Extracted records

******************************

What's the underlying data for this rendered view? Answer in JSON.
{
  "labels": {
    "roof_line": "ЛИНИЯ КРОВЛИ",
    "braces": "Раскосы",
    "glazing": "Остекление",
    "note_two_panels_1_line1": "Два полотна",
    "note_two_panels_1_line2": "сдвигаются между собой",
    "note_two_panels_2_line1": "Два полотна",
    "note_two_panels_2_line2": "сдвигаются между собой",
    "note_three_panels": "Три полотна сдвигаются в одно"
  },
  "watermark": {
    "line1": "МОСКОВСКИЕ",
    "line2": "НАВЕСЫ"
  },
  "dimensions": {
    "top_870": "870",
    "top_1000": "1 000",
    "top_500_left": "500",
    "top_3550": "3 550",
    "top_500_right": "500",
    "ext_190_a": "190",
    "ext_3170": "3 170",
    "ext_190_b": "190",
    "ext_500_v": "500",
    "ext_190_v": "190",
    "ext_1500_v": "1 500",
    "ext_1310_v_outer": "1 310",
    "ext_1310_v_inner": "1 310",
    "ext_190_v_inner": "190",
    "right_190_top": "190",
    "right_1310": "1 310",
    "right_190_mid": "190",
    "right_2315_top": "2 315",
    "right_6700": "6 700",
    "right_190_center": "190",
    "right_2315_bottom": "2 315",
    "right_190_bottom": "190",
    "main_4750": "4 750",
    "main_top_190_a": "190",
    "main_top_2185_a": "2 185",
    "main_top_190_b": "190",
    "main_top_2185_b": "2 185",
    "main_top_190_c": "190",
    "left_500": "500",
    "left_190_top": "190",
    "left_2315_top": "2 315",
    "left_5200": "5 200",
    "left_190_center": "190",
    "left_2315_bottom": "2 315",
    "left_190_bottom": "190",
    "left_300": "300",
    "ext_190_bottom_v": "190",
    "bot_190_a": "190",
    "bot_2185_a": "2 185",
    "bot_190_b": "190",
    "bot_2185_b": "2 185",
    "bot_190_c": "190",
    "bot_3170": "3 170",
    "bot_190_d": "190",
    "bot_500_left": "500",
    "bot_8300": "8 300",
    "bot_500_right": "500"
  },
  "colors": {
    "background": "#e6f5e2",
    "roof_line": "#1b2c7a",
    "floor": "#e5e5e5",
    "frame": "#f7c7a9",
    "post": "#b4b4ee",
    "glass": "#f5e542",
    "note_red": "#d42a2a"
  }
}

******************************

*Exercise*
Extract the full listing and reproduce each line exactly.

*Solution to this problem*
What's the underlying data for this rendered view? Answer in JSON.
{
  "labels": {
    "roof_line": "ЛИНИЯ КРОВЛИ",
    "braces": "Раскосы",
    "glazing": "Остекление",
    "note_two_panels_1_line1": "Два полотна",
    "note_two_panels_1_line2": "сдвигаются между собой",
    "note_two_panels_2_line1": "Два полотна",
    "note_two_panels_2_line2": "сдвигаются между собой",
    "note_three_panels": "Три полотна сдвигаются в одно"
  },
  "watermark": {
    "line1": "МОСКОВСКИЕ",
    "line2": "НАВЕСЫ"
  },
  "dimensions": {
    "top_870": "870",
    "top_1000": "1 000",
    "top_500_left": "500",
    "top_3550": "3 550",
    "top_500_right": "500",
    "ext_190_a": "190",
    "ext_3170": "3 170",
    "ext_190_b": "190",
    "ext_500_v": "500",
    "ext_190_v": "190",
    "ext_1500_v": "1 500",
    "ext_1310_v_outer": "1 310",
    "ext_1310_v_inner": "1 310",
    "ext_190_v_inner": "190",
    "right_190_top": "190",
    "right_1310": "1 310",
    "right_190_mid": "190",
    "right_2315_top": "2 315",
    "right_6700": "6 700",
    "right_190_center": "190",
    "right_2315_bottom": "2 315",
    "right_190_bottom": "190",
    "main_4750": "4 750",
    "main_top_190_a": "190",
    "main_top_2185_a": "2 185",
    "main_top_190_b": "190",
    "main_top_2185_b": "2 185",
    "main_top_190_c": "190",
    "left_500": "500",
    "left_190_top": "190",
    "left_2315_top": "2 315",
    "left_5200": "5 200",
    "left_190_center": "190",
    "left_2315_bottom": "2 315",
    "left_190_bottom": "190",
    "left_300": "300",
    "ext_190_bottom_v": "190",
    "bot_190_a": "190",
    "bot_2185_a": "2 185",
    "bot_190_b": "190",
    "bot_2185_b": "2 185",
    "bot_190_c": "190",
    "bot_3170": "3 170",
    "bot_190_d": "190",
    "bot_500_left": "500",
    "bot_8300": "8 300",
    "bot_500_right": "500"
  },
  "colors": {
    "background": "#e6f5e2",
    "roof_line": "#1b2c7a",
    "floor": "#e5e5e5",
    "frame": "#f7c7a9",
    "post": "#b4b4ee",
    "glass": "#f5e542",
    "note_red": "#d42a2a"
  }
}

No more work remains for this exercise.